* [SOURCE]:
Is it possible to split a string on multiple delimiters in order?

Question

I know how to split a string based on multiple separators using re as in this question: Split Strings with Multiple Delimiters?. But I'm wondering how to split a string using the order given in a list of delimiters where each split would only happen once.

multiple_sep_split("hello^goo^dbye:cat@dog", ['^',':','@'])
>>> ['hello', 'goo^dbye', 'cat', 'dog']  #(note the extra carat)
multiple_sep_split("my_cat:my_dog:my:bird_my_python",[':',':','_'])
>>> ['my_cat','my_dog','my:bird','my_python']

One approach could be to match not on the delimiters but on the text in between the delimiters and return those as groups but is there another way?

text_re = re.compile('(.+)^(.+):(.+)@(.+)') # get each group from here

Answer 1

If I understand what you're asking, you just want a series of string partition operations: first partition on the first separator, then the second, etc to the end.

Here's a recursive method (which doesn't use re):

def splits(s,seps):
    l,_,r = s.partition(seps[0])
    if len(seps) == 1:
        return [l,r]
    return [l] + splits(r,seps[1:])

[Dataset items]
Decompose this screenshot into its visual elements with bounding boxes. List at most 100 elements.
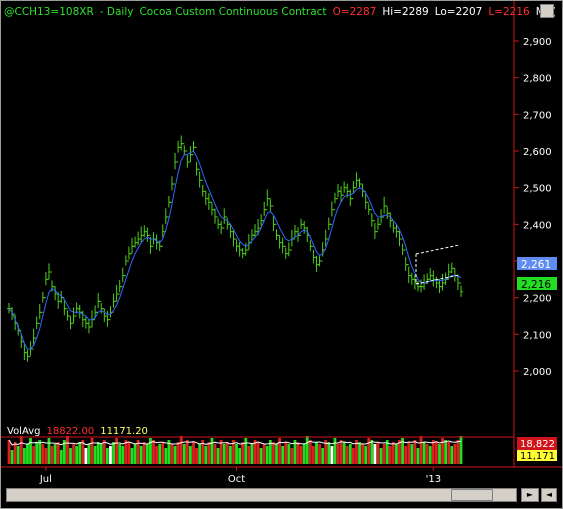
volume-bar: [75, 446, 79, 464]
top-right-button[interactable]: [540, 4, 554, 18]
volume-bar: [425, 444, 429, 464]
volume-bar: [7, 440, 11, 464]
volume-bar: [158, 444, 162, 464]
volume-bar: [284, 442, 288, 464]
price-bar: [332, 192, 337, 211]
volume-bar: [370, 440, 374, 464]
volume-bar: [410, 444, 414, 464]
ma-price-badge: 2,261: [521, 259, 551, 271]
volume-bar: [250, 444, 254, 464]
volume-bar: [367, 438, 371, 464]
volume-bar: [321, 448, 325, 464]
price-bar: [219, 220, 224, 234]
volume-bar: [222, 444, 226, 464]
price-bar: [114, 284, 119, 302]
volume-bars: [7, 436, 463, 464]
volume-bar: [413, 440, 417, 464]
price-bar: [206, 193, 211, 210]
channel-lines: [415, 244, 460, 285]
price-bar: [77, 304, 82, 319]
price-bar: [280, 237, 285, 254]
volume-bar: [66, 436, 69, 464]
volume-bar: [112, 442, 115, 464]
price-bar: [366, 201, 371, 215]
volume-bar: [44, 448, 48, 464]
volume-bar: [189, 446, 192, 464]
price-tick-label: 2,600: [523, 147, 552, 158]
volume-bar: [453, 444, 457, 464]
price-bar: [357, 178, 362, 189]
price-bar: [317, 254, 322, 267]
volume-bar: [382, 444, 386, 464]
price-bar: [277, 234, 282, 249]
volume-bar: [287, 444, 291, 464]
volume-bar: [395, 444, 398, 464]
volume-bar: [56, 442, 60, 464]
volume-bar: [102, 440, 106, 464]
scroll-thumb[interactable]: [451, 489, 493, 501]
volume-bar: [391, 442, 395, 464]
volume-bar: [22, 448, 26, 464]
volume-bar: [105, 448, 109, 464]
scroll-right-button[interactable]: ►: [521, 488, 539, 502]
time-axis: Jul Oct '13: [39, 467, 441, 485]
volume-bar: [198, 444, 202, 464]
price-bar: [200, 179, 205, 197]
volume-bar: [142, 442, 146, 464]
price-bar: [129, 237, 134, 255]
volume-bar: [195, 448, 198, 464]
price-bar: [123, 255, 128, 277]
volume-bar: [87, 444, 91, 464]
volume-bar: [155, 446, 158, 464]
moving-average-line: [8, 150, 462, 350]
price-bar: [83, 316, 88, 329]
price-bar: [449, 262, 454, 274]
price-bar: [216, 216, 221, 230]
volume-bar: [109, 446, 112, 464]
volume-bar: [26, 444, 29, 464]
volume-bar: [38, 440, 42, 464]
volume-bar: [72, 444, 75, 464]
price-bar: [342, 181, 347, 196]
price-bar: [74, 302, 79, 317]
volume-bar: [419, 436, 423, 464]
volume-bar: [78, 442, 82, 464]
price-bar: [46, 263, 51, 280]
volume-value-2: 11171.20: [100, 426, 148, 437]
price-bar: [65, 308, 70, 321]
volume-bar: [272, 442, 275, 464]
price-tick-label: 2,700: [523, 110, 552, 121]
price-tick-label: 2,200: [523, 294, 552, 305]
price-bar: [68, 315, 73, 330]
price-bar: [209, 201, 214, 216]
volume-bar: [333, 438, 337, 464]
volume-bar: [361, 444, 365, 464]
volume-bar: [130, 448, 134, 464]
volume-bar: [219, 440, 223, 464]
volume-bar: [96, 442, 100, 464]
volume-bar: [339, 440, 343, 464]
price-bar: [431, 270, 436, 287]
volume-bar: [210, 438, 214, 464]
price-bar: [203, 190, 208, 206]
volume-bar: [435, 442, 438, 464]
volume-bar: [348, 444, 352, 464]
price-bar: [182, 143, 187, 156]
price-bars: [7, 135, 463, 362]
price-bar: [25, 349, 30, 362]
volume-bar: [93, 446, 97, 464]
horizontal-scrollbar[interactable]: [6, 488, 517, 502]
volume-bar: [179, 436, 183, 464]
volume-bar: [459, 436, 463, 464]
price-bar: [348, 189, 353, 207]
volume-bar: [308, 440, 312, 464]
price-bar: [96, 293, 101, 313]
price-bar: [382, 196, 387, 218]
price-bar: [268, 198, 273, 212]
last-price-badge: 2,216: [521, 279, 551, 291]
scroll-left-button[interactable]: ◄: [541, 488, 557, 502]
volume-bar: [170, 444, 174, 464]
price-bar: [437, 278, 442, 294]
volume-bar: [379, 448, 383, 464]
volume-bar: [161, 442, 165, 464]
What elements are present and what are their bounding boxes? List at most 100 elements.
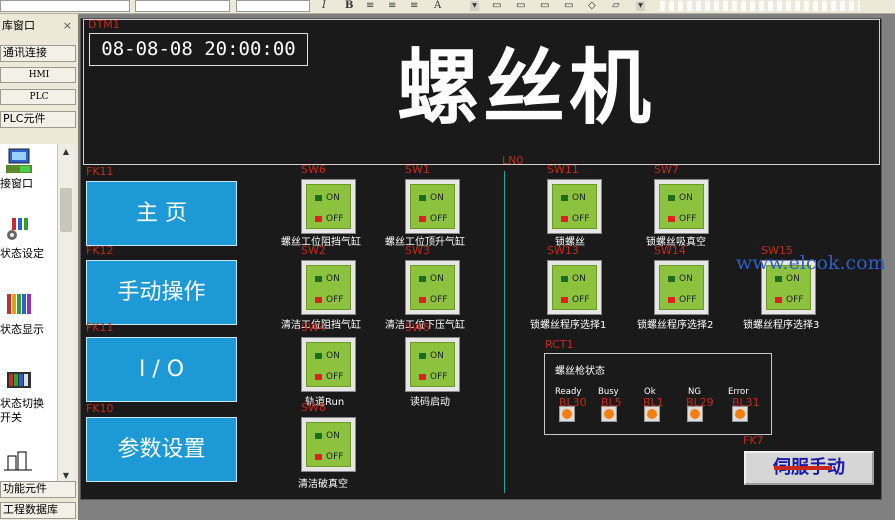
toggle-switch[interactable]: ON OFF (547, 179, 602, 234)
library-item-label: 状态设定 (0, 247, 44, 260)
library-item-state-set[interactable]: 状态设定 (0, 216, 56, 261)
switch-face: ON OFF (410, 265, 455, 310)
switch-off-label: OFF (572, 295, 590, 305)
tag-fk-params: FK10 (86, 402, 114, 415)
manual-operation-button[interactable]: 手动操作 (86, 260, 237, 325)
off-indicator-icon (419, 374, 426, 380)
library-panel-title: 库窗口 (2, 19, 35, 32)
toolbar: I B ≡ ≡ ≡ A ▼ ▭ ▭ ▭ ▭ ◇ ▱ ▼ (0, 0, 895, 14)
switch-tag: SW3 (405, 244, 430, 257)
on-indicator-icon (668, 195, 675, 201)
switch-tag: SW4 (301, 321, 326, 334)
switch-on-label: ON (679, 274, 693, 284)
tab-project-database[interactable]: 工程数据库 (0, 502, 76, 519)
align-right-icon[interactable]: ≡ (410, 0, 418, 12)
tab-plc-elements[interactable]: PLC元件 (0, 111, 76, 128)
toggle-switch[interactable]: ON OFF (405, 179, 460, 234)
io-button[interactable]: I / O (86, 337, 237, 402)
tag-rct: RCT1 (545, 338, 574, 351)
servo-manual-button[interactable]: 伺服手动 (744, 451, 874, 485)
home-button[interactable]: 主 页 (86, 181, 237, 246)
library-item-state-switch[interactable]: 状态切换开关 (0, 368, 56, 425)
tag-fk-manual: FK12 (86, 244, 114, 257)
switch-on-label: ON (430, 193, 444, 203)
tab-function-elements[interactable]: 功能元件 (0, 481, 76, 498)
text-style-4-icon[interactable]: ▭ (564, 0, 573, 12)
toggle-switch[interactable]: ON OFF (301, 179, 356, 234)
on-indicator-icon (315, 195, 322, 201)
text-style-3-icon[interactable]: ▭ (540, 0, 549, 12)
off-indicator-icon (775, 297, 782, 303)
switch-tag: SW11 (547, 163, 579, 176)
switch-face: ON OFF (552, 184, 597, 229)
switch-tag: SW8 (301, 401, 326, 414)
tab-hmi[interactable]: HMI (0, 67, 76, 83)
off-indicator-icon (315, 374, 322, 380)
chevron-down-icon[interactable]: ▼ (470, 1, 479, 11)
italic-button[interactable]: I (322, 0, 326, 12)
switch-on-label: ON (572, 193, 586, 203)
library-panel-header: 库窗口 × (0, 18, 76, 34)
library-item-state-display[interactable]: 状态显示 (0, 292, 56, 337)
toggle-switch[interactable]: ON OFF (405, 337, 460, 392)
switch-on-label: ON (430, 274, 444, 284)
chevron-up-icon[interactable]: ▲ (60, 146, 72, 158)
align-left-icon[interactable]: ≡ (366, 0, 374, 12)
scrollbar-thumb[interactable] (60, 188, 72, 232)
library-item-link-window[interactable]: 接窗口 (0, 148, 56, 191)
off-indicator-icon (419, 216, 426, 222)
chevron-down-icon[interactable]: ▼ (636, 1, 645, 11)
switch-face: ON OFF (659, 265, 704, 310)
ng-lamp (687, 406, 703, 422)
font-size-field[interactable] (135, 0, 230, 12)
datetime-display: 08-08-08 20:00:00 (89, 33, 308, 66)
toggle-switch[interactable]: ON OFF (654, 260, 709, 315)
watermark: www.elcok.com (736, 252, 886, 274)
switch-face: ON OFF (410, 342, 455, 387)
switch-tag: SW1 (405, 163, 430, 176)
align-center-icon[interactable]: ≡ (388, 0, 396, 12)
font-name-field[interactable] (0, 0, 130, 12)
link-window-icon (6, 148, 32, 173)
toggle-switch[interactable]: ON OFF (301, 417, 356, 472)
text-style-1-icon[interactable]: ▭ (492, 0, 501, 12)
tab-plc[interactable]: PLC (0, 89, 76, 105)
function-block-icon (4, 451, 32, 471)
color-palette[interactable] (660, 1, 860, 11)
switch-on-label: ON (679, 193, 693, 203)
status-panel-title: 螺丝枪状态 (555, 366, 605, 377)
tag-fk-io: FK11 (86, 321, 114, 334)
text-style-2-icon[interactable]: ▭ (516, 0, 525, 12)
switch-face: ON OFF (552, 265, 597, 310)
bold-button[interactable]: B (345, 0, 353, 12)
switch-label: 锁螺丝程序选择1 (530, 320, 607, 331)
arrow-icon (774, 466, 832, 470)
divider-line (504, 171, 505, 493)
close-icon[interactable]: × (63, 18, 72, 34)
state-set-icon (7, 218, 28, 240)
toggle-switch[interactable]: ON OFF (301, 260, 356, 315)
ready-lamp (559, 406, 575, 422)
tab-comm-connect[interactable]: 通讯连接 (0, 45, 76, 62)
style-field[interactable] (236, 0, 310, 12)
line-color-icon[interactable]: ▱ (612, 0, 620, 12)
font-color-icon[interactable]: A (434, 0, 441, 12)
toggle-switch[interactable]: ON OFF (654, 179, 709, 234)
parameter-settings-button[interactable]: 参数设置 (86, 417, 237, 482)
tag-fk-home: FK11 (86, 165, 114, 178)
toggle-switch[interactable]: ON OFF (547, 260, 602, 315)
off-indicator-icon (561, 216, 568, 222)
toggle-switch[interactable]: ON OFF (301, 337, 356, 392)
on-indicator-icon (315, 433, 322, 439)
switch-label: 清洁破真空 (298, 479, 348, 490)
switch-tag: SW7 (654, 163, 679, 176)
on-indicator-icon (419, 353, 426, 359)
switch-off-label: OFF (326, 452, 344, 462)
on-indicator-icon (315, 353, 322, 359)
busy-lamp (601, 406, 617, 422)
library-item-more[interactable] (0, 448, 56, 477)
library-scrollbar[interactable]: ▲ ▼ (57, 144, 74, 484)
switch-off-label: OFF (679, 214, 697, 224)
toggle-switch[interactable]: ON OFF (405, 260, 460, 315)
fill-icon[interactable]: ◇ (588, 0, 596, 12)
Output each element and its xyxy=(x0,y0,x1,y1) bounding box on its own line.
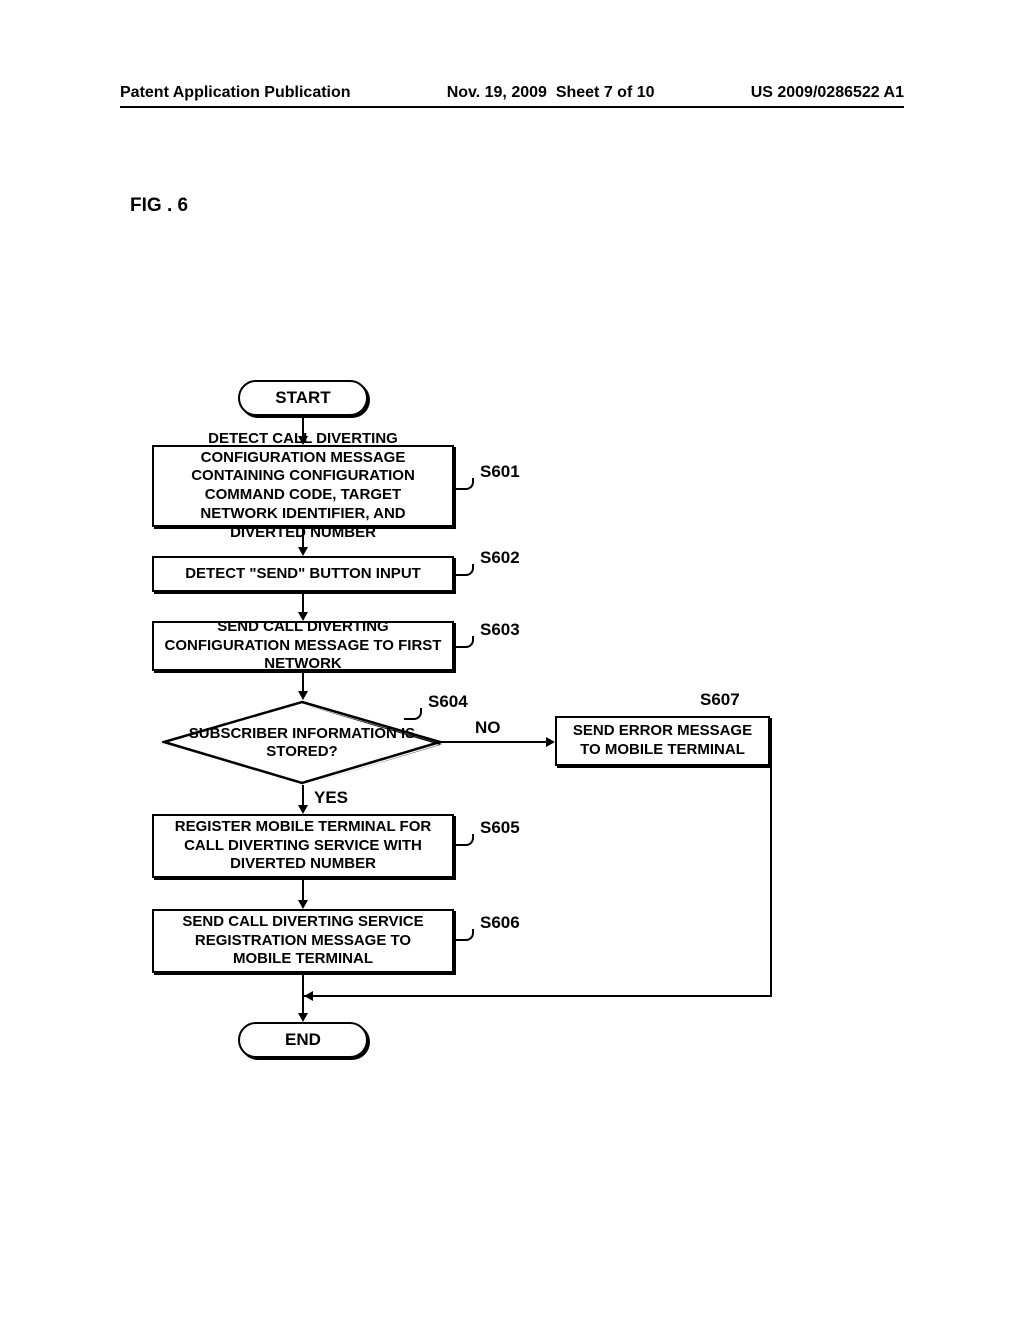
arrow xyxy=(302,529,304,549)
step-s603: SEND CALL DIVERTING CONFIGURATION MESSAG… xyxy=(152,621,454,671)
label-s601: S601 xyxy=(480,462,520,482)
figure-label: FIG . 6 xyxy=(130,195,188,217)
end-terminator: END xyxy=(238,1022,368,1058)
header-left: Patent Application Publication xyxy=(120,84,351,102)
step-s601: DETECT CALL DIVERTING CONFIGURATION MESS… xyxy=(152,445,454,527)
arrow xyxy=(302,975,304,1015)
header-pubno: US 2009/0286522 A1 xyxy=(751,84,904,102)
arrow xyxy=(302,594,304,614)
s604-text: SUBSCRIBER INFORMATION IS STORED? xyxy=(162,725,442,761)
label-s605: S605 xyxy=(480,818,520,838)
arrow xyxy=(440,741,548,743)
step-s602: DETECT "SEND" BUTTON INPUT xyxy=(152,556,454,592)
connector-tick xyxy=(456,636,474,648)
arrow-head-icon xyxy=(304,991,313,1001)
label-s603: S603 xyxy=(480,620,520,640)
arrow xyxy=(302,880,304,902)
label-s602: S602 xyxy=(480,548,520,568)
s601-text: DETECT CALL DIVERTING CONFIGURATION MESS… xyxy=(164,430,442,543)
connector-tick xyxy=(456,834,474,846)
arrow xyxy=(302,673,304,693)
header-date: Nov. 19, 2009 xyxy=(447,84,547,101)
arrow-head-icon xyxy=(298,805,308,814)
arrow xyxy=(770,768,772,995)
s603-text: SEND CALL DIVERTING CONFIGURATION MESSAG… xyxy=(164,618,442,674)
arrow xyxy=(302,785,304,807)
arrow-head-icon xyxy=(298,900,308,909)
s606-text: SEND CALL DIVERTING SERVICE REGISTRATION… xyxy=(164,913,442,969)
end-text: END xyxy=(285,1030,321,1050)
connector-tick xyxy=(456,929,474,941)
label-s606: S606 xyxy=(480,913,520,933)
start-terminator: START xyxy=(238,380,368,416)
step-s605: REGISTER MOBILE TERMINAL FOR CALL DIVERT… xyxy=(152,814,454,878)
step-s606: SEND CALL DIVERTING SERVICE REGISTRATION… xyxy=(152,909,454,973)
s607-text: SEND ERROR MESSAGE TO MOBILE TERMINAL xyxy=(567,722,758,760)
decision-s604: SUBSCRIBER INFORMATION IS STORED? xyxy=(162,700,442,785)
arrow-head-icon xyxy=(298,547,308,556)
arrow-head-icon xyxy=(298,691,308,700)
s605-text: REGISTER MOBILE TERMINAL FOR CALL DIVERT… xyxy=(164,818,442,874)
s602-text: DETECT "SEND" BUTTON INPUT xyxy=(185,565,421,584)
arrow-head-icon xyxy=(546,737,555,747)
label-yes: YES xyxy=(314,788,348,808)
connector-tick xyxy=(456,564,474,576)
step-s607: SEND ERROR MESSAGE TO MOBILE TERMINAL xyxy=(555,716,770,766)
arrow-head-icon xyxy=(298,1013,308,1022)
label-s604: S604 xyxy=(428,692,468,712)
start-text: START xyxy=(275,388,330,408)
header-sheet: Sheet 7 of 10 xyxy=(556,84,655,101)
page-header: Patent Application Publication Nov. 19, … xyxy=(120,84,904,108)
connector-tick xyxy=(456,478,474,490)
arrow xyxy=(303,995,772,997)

* [DIRECTION]:
Please resume the thread on splitting a string by delimiters in order, picking up right after its final line.

* [RESULT OF THIS TASK]:
demo:

a = 'hello^goo^dbye:cat@dog'

splits(a,['^',':','@'])
Out[7]: ['hello', 'goo^dbye', 'cat', 'dog']

Answer 2

I believe your question is severely under-specified, but at least this gives the result you want in the example you gave:

def split_at_most_once_each_and_in_order(s, seps):
    result = []
    start = 0
    for sep in seps:
        i = s.find(sep, start)
        if i >= 0:
            result.append(s[start: i])
            start = i+1
    if start < len(s):
        result.append(s[start:])
    return result

print split_at_most_once_each_and_in_order(
    "hello^goo^dbye:cat@dog", "^:@")

That returns ['hello', 'goo^dbye', 'cat', 'dog']. If you absolutely want to "be clever", keep looking ;-)